*Task statement*:
Reproduce all of the data exactly, with no line skipped.

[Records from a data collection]
+++

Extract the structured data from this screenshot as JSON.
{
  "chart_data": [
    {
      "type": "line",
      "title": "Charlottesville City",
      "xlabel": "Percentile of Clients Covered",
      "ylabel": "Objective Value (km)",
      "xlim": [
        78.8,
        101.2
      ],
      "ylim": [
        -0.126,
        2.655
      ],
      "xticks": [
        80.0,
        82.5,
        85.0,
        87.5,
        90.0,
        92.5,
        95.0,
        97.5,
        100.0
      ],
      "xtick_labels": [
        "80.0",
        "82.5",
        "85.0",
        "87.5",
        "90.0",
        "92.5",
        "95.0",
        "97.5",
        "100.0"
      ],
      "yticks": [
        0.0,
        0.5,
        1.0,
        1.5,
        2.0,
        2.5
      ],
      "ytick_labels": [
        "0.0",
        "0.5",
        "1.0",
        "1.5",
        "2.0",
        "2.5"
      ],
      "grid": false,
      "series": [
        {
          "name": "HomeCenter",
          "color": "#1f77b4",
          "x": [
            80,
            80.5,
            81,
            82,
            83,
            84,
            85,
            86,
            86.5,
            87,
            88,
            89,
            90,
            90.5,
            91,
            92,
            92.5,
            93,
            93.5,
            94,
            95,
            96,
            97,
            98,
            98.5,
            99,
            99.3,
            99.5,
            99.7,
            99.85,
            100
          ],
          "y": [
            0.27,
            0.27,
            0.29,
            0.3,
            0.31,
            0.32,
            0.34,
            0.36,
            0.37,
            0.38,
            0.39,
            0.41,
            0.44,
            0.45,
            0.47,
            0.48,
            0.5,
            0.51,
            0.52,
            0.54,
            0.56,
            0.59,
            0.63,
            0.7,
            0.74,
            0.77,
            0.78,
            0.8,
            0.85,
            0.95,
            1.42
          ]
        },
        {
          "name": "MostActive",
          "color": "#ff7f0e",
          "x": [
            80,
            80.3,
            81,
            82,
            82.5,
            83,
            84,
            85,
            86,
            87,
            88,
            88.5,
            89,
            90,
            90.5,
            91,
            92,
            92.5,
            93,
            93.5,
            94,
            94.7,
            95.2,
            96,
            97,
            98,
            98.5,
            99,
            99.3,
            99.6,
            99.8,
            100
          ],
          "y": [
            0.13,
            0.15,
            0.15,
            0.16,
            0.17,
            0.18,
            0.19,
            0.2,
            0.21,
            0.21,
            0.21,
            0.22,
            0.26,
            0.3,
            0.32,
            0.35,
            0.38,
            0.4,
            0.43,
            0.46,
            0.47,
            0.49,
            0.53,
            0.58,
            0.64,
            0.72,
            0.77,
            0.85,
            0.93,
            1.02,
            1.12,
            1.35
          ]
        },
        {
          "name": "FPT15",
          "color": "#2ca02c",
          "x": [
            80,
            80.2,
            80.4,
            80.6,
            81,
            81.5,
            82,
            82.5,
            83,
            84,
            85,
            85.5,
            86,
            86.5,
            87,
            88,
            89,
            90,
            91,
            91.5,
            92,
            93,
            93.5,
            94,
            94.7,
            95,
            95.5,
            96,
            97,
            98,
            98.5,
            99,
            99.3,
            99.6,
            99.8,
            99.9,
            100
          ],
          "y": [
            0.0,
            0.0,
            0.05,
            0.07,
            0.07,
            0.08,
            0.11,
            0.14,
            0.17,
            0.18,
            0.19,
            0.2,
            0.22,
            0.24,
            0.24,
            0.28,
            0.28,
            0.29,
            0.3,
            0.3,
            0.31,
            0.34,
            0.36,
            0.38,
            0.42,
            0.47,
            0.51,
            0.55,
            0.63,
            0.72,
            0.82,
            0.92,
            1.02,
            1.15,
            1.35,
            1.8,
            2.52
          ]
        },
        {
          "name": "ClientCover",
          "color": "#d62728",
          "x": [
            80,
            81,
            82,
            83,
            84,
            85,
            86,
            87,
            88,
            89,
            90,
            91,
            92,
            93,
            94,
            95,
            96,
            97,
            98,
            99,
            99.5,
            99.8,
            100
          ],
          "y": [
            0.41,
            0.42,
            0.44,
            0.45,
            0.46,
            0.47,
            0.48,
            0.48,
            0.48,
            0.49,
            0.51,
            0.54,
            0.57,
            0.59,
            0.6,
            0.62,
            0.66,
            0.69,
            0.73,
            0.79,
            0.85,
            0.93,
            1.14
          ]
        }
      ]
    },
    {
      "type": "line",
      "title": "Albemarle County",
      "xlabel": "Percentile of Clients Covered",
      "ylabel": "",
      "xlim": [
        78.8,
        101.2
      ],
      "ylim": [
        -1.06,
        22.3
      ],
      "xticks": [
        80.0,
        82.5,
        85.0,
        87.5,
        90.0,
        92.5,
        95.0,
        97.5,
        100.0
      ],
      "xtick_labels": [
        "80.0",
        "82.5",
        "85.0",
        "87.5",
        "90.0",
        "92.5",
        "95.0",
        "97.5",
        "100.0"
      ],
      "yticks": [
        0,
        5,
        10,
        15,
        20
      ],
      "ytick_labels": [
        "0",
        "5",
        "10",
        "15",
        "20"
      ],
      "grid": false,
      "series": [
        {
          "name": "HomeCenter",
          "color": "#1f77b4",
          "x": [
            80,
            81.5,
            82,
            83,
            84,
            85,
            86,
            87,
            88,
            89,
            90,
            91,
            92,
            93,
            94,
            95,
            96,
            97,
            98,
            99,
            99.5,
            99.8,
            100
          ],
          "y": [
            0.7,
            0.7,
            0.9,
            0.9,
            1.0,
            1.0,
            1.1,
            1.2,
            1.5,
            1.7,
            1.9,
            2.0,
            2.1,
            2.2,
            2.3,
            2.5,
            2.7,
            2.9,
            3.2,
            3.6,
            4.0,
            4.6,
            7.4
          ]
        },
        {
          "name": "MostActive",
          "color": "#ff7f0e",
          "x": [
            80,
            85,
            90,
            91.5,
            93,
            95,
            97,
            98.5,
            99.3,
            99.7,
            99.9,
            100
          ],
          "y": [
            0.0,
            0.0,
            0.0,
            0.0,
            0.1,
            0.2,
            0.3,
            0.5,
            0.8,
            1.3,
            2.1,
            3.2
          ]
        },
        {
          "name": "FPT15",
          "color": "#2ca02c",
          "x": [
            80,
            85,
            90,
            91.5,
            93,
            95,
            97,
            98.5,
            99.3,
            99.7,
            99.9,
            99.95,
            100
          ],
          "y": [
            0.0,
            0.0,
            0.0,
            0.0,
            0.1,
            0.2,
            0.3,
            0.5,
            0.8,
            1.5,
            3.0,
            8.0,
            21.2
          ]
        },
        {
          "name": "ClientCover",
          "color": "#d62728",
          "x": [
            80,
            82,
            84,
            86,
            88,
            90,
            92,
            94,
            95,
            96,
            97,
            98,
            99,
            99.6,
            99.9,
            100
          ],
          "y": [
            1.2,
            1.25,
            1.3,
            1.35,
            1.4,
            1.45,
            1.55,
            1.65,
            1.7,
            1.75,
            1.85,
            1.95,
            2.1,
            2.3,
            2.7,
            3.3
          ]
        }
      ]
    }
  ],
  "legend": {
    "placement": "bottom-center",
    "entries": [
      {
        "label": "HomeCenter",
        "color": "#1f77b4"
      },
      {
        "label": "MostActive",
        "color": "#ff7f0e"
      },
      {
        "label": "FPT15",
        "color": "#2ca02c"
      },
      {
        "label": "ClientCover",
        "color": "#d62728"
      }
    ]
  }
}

+++

*Correct output*:
Extract the structured data from this screenshot as JSON.
{
  "chart_data": [
    {
      "type": "line",
      "title": "Charlottesville City",
      "xlabel": "Percentile of Clients Covered",
      "ylabel": "Objective Value (km)",
      "xlim": [
        78.8,
        101.2
      ],
      "ylim": [
        -0.126,
        2.655
      ],
      "xticks": [
        80.0,
        82.5,
        85.0,
        87.5,
        90.0,
        92.5,
        95.0,
        97.5,
        100.0
      ],
      "xtick_labels": [
        "80.0",
        "82.5",
        "85.0",
        "87.5",
        "90.0",
        "92.5",
        "95.0",
        "97.5",
        "100.0"
      ],
      "yticks": [
        0.0,
        0.5,
        1.0,
        1.5,
        2.0,
        2.5
      ],
      "ytick_labels": [
        "0.0",
        "0.5",
        "1.0",
        "1.5",
        "2.0",
        "2.5"
      ],
      "grid": false,
      "series": [
        {
          "name": "HomeCenter",
          "color": "#1f77b4",
          "x": [
            80,
            80.5,
            81,
            82,
            83,
            84,
            85,
            86,
            86.5,
            87,
            88,
            89,
            90,
            90.5,
            91,
            92,
            92.5,
            93,
            93.5,
            94,
            95,
            96,
            97,
            98,
            98.5,
            99,
            99.3,
            99.5,
            99.7,
            99.85,
            100
          ],
          "y": [
            0.27,
            0.27,
            0.29,
            0.3,
            0.31,
            0.32,
            0.34,
            0.36,
            0.37,
            0.38,
            0.39,
            0.41,
            0.44,
            0.45,
            0.47,
            0.48,
            0.5,
            0.51,
            0.52,
            0.54,
            0.56,
            0.59,
            0.63,
            0.7,
            0.74,
            0.77,
            0.78,
            0.8,
            0.85,
            0.95,
            1.42
          ]
        },
        {
          "name": "MostActive",
          "color": "#ff7f0e",
          "x": [
            80,
            80.3,
            81,
            82,
            82.5,
            83,
            84,
            85,
            86,
            87,
            88,
            88.5,
            89,
            90,
            90.5,
            91,
            92,
            92.5,
            93,
            93.5,
            94,
            94.7,
            95.2,
            96,
            97,
            98,
            98.5,
            99,
            99.3,
            99.6,
            99.8,
            100
          ],
          "y": [
            0.13,
            0.15,
            0.15,
            0.16,
            0.17,
            0.18,
            0.19,
            0.2,
            0.21,
            0.21,
            0.21,
            0.22,
            0.26,
            0.3,
            0.32,
            0.35,
            0.38,
            0.4,
            0.43,
            0.46,
            0.47,
            0.49,
            0.53,
            0.58,
            0.64,
            0.72,
            0.77,
            0.85,
            0.93,
            1.02,
            1.12,
            1.35
          ]
        },
        {
          "name": "FPT15",
          "color": "#2ca02c",
          "x": [
            80,
            80.2,
            80.4,
            80.6,
            81,
            81.5,
            82,
            82.5,
            83,
            84,
            85,
            85.5,
            86,
            86.5,
            87,
            88,
            89,
            90,
            91,
            91.5,
            92,
            93,
            93.5,
            94,
            94.7,
            95,
            95.5,
            96,
            97,
            98,
            98.5,
            99,
            99.3,
            99.6,
            99.8,
            99.9,
            100
          ],
          "y": [
            0.0,
            0.0,
            0.05,
            0.07,
            0.07,
            0.08,
            0.11,
            0.14,
            0.17,
            0.18,
            0.19,
            0.2,
            0.22,
            0.24,
            0.24,
            0.28,
            0.28,
            0.29,
            0.3,
            0.3,
            0.31,
            0.34,
            0.36,
            0.38,
            0.42,
            0.47,
            0.51,
            0.55,
            0.63,
            0.72,
            0.82,
            0.92,
            1.02,
            1.15,
            1.35,
            1.8,
            2.52
          ]
        },
        {
          "name": "ClientCover",
          "color": "#d62728",
          "x": [
            80,
            81,
            82,
            83,
            84,
            85,
            86,
            87,
            88,
            89,
            90,
            91,
            92,
            93,
            94,
            95,
            96,
            97,
            98,
            99,
            99.5,
            99.8,
            100
          ],
          "y": [
            0.41,
            0.42,
            0.44,
            0.45,
            0.46,
            0.47,
            0.48,
            0.48,
            0.48,
            0.49,
            0.51,
            0.54,
            0.57,
            0.59,
            0.6,
            0.62,
            0.66,
            0.69,
            0.73,
            0.79,
            0.85,
            0.93,
            1.14
          ]
        }
      ]
    },
    {
      "type": "line",
      "title": "Albemarle County",
      "xlabel": "Percentile of Clients Covered",
      "ylabel": "",
      "xlim": [
        78.8,
        101.2
      ],
      "ylim": [
        -1.06,
        22.3
      ],
      "xticks": [
        80.0,
        82.5,
        85.0,
        87.5,
        90.0,
        92.5,
        95.0,
        97.5,
        100.0
      ],
      "xtick_labels": [
        "80.0",
        "82.5",
        "85.0",
        "87.5",
        "90.0",
        "92.5",
        "95.0",
        "97.5",
        "100.0"
      ],
      "yticks": [
        0,
        5,
        10,
        15,
        20
      ],
      "ytick_labels": [
        "0",
        "5",
        "10",
        "15",
        "20"
      ],
      "grid": false,
      "series": [
        {
          "name": "HomeCenter",
          "color": "#1f77b4",
          "x": [
            80,
            81.5,
            82,
            83,
            84,
            85,
            86,
            87,
            88,
            89,
            90,
            91,
            92,
            93,
            94,
            95,
            96,
            97,
            98,
            99,
            99.5,
            99.8,
            100
          ],
          "y": [
            0.7,
            0.7,
            0.9,
            0.9,
            1.0,
            1.0,
            1.1,
            1.2,
            1.5,
            1.7,
            1.9,
            2.0,
            2.1,
            2.2,
            2.3,
            2.5,
            2.7,
            2.9,
            3.2,
            3.6,
            4.0,
            4.6,
            7.4
          ]
        },
        {
          "name": "MostActive",
          "color": "#ff7f0e",
          "x": [
            80,
            85,
            90,
            91.5,
            93,
            95,
            97,
            98.5,
            99.3,
            99.7,
            99.9,
            100
          ],
          "y": [
            0.0,
            0.0,
            0.0,
            0.0,
            0.1,
            0.2,
            0.3,
            0.5,
            0.8,
            1.3,
            2.1,
            3.2
          ]
        },
        {
          "name": "FPT15",
          "color": "#2ca02c",
          "x": [
            80,
            85,
            90,
            91.5,
            93,
            95,
            97,
            98.5,
            99.3,
            99.7,
            99.9,
            99.95,
            100
          ],
          "y": [
            0.0,
            0.0,
            0.0,
            0.0,
            0.1,
            0.2,
            0.3,
            0.5,
            0.8,
            1.5,
            3.0,
            8.0,
            21.2
          ]
        },
        {
          "name": "ClientCover",
          "color": "#d62728",
          "x": [
            80,
            82,
            84,
            86,
            88,
            90,
            92,
            94,
            95,
            96,
            97,
            98,
            99,
            99.6,
            99.9,
            100
          ],
          "y": [
            1.2,
            1.25,
            1.3,
            1.35,
            1.4,
            1.45,
            1.55,
            1.65,
            1.7,
            1.75,
            1.85,
            1.95,
            2.1,
            2.3,
            2.7,
            3.3
          ]
        }
      ]
    }
  ],
  "legend": {
    "placement": "bottom-center",
    "entries": [
      {
        "label": "HomeCenter",
        "color": "#1f77b4"
      },
      {
        "label": "MostActive",
        "color": "#ff7f0e"
      },
      {
        "label": "FPT15",
        "color": "#2ca02c"
      },
      {
        "label": "ClientCover",
        "color": "#d62728"
      }
    ]
  }
}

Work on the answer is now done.